From the entries below, copy every line that has the word "safety".

□ □ □ □ □

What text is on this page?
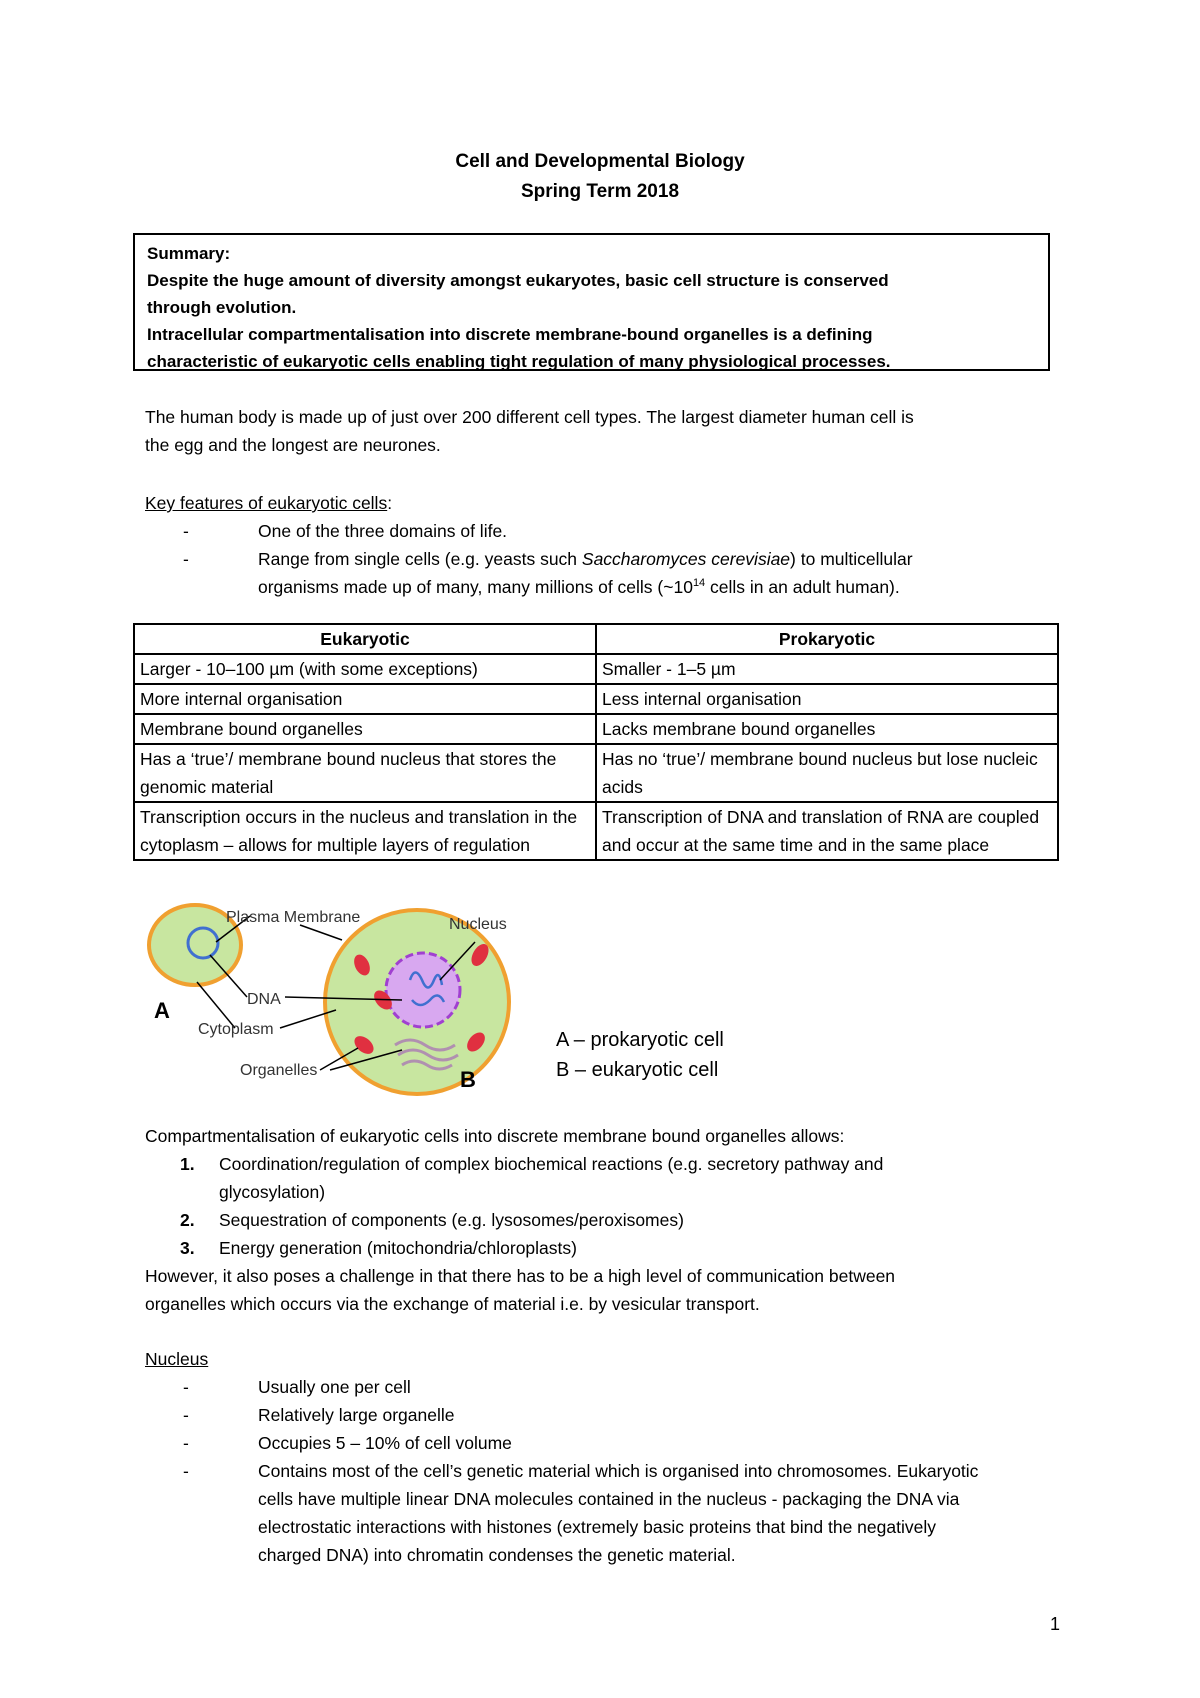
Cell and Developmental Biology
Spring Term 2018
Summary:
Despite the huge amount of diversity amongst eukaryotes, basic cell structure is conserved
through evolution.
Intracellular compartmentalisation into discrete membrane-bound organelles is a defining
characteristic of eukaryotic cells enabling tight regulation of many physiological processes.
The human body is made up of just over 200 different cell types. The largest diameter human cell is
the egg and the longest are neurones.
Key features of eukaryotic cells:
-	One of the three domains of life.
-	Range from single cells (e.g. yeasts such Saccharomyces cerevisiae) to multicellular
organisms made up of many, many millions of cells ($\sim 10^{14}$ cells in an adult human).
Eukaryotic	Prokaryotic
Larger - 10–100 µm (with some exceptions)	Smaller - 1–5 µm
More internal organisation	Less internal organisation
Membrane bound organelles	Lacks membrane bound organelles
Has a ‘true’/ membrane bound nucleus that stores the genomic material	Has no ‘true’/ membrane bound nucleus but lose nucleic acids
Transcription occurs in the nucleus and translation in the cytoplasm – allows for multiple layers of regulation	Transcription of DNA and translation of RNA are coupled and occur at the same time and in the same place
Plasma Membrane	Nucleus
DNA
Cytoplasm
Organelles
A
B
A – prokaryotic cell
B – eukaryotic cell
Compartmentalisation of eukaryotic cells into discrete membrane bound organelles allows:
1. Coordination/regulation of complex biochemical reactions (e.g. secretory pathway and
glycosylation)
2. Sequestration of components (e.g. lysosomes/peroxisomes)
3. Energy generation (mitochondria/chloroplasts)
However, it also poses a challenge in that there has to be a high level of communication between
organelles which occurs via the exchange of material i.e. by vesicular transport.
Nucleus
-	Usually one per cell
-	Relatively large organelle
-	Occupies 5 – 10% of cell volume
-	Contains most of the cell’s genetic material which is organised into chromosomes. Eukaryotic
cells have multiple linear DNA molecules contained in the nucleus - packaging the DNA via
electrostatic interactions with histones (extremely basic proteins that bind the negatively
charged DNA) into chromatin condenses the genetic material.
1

□ □ □ □ □

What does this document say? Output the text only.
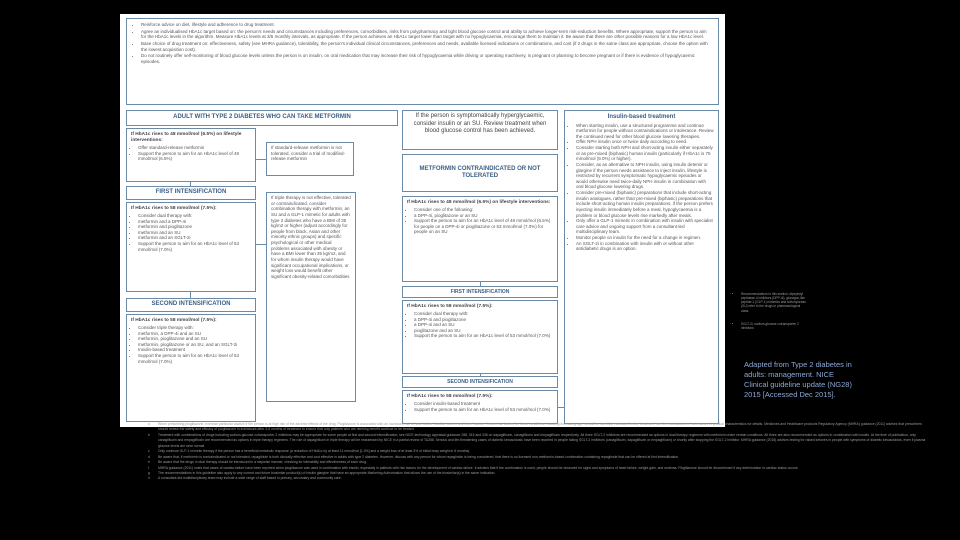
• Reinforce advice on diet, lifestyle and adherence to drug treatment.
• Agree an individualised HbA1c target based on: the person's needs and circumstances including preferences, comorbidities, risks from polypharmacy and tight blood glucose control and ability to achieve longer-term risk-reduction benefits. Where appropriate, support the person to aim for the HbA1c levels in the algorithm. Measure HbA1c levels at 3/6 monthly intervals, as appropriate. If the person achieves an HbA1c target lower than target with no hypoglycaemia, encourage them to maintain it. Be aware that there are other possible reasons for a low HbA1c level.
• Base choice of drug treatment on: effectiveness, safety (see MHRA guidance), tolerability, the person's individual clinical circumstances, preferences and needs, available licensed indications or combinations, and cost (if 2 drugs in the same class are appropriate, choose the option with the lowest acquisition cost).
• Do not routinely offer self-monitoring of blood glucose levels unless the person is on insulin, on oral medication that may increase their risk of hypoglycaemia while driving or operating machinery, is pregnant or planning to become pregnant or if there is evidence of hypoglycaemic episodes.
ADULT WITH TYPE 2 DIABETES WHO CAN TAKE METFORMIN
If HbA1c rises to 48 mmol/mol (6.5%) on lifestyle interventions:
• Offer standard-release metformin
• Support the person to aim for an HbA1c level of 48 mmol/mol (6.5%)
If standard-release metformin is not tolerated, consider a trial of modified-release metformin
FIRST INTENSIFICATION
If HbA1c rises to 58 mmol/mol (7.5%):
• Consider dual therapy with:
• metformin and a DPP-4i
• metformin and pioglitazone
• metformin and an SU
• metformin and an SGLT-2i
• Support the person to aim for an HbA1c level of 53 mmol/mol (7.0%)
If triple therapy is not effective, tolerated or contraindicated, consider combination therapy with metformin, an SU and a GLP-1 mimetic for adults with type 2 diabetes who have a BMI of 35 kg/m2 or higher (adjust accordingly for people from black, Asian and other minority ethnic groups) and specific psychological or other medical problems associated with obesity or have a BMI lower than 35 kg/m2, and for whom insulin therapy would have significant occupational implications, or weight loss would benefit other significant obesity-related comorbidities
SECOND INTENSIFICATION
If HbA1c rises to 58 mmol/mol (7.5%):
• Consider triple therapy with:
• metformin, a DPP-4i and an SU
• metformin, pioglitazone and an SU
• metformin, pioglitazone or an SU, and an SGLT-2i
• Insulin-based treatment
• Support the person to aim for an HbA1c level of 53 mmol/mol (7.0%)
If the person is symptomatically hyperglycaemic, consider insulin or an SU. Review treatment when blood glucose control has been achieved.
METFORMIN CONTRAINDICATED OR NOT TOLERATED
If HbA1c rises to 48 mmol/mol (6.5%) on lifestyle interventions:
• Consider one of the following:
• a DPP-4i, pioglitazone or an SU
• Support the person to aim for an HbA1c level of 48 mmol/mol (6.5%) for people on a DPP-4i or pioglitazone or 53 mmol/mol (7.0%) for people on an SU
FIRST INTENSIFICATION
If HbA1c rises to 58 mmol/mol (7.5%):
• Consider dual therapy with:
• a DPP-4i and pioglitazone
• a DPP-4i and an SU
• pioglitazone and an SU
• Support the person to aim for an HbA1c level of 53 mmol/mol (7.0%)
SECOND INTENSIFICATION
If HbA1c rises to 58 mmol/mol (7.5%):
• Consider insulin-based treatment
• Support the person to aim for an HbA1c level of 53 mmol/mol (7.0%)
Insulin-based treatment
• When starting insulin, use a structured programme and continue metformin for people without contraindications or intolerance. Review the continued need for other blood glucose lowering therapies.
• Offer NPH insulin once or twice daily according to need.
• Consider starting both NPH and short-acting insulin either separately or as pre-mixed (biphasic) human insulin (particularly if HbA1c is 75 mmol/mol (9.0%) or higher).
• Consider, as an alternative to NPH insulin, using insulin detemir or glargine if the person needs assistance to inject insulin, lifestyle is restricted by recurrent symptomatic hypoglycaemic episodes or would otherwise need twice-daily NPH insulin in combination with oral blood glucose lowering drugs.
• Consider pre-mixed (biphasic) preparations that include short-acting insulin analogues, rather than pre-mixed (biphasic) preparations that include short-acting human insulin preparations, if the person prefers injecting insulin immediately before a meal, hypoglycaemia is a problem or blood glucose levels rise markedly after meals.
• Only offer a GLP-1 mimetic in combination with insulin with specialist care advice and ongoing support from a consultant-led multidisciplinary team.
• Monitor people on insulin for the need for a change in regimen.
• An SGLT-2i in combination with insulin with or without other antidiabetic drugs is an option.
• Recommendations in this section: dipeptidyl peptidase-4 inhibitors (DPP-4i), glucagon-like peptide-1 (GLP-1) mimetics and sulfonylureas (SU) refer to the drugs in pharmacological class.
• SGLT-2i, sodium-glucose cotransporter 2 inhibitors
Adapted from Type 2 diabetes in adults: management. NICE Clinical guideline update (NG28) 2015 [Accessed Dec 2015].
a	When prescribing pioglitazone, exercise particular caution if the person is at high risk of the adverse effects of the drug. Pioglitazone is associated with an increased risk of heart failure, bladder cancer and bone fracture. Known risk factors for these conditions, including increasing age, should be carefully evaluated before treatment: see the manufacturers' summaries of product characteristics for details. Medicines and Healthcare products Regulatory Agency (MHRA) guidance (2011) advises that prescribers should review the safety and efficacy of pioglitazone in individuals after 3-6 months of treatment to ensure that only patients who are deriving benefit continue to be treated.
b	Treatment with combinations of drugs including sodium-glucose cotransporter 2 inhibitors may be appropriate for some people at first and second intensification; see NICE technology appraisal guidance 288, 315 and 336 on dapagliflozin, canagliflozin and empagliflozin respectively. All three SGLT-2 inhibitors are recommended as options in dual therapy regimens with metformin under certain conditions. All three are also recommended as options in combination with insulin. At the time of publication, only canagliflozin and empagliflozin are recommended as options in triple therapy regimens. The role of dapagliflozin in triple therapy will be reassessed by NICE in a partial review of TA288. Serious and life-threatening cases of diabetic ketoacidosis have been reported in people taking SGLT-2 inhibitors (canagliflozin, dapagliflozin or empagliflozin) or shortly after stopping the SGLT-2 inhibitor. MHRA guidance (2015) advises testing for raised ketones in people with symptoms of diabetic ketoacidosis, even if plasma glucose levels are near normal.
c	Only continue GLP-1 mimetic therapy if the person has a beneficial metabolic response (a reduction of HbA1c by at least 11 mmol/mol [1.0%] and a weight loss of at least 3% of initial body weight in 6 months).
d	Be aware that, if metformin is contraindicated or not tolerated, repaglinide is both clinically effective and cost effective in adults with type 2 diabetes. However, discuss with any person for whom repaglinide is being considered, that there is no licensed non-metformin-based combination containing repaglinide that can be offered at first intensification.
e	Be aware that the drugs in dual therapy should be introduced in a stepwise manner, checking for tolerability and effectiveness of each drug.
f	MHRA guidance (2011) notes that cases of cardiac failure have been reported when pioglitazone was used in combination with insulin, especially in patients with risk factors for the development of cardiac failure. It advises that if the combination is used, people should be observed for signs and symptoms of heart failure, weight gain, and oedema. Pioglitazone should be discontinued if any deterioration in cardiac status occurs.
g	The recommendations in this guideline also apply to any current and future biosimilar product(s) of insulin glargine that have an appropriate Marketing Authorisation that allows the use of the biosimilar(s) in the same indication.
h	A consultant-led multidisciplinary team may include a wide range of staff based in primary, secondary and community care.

□ □ □ □ □

▶ **Written answer**:
• Base choice of drug treatment on: effectiveness, safety (see MHRA guidance), tolerability, the person's individual clinical circumstances, preferences and needs, available licensed indications or combinations, and cost (if 2 drugs in the same class are appropriate, choose the option with the lowest acquisition cost).
a	When prescribing pioglitazone, exercise particular caution if the person is at high risk of the adverse effects of the drug. Pioglitazone is associated with an increased risk of heart failure, bladder cancer and bone fracture. Known risk factors for these conditions, including increasing age, should be carefully evaluated before treatment: see the manufacturers' summaries of product characteristics for details. Medicines and Healthcare products Regulatory Agency (MHRA) guidance (2011) advises that prescribers should review the safety and efficacy of pioglitazone in individuals after 3-6 months of treatment to ensure that only patients who are deriving benefit continue to be treated.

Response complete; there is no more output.